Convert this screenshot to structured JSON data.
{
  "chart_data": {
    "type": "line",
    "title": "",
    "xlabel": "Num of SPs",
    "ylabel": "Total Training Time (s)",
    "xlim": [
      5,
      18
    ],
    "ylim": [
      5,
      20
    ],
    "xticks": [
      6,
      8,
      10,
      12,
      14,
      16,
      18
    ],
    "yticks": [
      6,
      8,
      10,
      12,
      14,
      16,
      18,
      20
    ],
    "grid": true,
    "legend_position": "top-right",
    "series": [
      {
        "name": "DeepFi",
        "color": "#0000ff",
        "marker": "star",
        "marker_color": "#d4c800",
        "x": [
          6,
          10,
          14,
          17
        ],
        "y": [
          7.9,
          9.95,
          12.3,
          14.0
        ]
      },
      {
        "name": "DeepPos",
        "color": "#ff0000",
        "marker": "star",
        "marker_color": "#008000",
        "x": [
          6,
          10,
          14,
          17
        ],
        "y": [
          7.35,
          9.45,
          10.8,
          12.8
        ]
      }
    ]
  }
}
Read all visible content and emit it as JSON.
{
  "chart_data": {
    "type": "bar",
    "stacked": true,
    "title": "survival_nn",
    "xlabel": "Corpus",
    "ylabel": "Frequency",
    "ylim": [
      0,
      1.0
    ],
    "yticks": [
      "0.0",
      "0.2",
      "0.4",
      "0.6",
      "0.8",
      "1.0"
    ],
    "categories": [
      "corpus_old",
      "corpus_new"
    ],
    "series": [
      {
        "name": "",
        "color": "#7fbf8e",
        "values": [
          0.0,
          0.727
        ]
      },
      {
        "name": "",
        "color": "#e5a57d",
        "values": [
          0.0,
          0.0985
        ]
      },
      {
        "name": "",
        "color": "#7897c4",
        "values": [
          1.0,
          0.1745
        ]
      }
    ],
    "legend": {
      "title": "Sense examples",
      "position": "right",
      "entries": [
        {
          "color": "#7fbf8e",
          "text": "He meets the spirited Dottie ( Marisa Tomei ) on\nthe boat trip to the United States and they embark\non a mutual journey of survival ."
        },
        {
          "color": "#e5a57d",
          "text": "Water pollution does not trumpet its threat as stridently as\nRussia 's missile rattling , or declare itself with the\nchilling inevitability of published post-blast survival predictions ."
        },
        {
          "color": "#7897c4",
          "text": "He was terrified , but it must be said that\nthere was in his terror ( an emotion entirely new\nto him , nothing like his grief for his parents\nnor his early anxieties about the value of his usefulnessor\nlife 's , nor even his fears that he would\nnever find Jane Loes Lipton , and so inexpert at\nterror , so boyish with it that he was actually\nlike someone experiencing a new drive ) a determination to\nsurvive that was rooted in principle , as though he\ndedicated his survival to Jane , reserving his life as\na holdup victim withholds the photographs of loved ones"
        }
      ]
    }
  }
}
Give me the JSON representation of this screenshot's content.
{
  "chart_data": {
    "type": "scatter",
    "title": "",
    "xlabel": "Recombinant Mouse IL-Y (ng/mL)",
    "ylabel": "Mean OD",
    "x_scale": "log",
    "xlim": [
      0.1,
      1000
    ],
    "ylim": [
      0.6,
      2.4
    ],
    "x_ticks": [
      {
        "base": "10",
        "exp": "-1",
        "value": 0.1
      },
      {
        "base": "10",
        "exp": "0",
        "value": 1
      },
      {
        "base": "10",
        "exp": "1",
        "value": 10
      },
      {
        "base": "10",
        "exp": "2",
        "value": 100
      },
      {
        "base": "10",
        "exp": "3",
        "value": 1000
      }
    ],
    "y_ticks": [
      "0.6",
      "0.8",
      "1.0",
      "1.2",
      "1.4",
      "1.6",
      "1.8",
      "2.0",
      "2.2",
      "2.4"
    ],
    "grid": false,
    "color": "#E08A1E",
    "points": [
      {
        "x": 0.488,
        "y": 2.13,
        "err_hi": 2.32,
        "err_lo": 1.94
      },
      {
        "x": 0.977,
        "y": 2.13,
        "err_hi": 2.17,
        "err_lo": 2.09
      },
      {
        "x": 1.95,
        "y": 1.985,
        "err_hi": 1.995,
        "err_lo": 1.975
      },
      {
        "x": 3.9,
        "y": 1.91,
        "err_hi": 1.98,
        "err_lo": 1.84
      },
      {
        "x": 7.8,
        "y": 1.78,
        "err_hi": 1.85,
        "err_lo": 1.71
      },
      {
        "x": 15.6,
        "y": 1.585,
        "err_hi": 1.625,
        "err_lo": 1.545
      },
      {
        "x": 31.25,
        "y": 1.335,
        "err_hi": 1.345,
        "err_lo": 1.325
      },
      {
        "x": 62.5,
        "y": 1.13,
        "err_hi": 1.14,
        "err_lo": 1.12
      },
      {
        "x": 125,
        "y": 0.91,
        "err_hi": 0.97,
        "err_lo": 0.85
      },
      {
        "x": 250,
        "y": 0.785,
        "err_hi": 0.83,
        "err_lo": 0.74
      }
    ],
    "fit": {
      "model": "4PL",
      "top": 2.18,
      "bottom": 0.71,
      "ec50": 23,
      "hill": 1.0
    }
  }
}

________

■ WRITTEN REQUEST:
Filter lines by "screenshot" and return each hit.

■ ANSWER IN FULL:
Convert this screenshot to structured JSON data.
Give me the JSON representation of this screenshot's content.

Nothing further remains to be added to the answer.